START
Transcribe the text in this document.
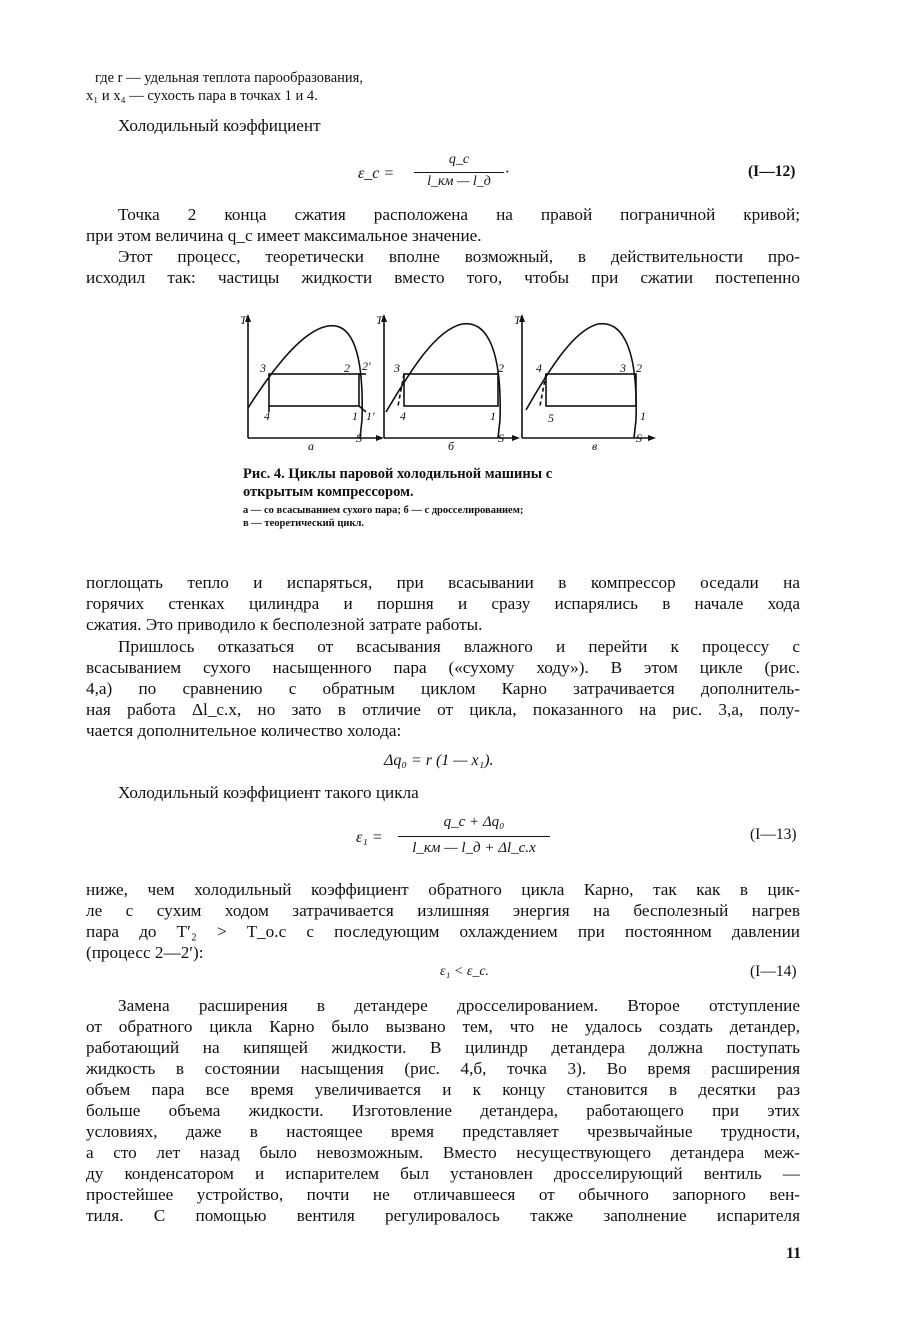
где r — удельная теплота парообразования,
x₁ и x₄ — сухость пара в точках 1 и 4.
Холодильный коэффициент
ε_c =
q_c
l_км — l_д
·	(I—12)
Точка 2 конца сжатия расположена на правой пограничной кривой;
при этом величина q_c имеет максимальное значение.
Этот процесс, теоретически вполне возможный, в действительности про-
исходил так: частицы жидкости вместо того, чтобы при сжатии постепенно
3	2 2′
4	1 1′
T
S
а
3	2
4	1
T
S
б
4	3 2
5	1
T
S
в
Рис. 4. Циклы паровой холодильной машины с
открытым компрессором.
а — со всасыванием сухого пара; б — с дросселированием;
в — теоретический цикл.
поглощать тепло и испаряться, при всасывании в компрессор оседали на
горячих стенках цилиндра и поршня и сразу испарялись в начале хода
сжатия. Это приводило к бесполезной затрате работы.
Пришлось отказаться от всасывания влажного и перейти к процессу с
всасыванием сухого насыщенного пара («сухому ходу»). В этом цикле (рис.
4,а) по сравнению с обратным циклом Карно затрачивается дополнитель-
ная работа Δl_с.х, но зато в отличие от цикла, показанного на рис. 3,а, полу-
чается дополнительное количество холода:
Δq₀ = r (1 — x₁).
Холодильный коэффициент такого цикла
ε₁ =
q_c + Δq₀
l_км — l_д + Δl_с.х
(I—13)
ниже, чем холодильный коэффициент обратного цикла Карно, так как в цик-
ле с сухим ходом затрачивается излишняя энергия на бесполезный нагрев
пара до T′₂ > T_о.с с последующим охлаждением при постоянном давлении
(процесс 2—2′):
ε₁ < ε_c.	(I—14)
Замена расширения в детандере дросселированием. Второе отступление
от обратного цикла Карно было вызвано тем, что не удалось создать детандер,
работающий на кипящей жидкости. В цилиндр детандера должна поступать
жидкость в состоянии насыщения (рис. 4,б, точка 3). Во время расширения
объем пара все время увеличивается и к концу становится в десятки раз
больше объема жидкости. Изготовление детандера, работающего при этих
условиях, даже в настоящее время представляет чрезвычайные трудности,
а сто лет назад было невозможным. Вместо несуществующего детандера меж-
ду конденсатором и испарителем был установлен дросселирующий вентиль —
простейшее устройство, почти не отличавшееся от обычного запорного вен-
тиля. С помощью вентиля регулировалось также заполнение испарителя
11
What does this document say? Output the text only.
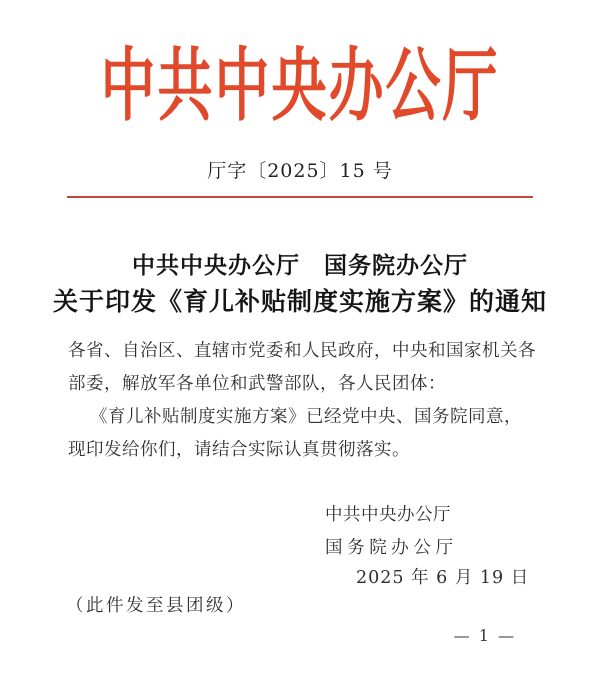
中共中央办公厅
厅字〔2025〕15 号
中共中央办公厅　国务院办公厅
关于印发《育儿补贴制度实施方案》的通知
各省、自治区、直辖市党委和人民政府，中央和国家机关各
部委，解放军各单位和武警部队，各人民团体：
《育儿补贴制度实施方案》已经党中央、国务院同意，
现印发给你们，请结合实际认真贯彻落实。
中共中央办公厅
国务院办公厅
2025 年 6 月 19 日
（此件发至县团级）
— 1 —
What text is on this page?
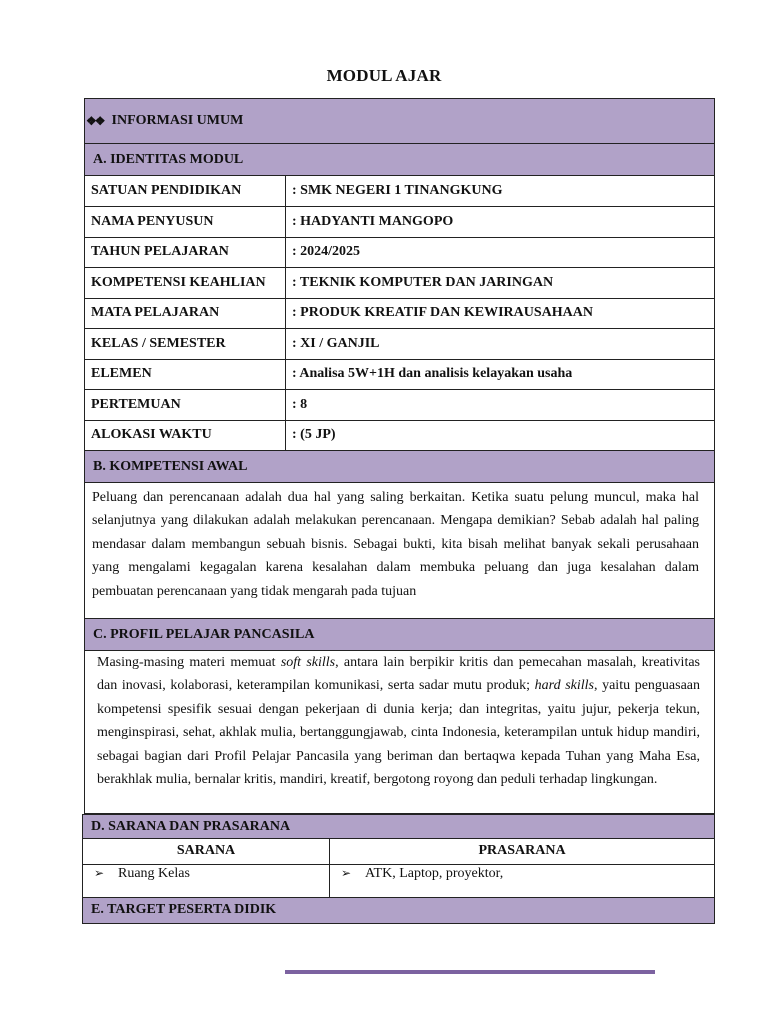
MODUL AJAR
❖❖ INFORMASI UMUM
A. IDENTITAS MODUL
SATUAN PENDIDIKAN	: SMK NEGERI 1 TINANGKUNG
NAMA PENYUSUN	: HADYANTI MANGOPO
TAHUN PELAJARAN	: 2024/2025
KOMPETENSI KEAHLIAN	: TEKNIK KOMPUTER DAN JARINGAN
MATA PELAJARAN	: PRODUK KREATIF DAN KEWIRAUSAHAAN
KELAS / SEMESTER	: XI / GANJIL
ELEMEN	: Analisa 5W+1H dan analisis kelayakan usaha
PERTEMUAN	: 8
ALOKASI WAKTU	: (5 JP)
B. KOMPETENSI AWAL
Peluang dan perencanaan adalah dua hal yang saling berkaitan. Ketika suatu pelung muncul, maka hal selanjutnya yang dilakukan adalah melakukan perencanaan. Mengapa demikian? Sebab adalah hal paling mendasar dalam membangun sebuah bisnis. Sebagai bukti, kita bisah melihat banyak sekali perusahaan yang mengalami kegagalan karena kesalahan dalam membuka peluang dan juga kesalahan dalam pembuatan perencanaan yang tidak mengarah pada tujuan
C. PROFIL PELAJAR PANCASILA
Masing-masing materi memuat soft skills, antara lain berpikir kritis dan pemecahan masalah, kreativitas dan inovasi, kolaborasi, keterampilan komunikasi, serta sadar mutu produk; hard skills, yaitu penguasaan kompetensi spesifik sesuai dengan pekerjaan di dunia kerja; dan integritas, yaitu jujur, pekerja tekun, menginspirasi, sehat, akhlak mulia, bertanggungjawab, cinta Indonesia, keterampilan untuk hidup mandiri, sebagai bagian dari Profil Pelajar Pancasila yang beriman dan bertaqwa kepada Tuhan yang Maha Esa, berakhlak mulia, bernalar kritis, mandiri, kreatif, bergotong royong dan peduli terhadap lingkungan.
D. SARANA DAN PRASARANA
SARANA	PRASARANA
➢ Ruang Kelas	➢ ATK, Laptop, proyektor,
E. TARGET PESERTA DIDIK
END
**WORK INSTRUCTIONS:** Some lines of the data above may hold the word "затрачивается"; report how many do, and nothing else.

**THE OUTPUT:** 2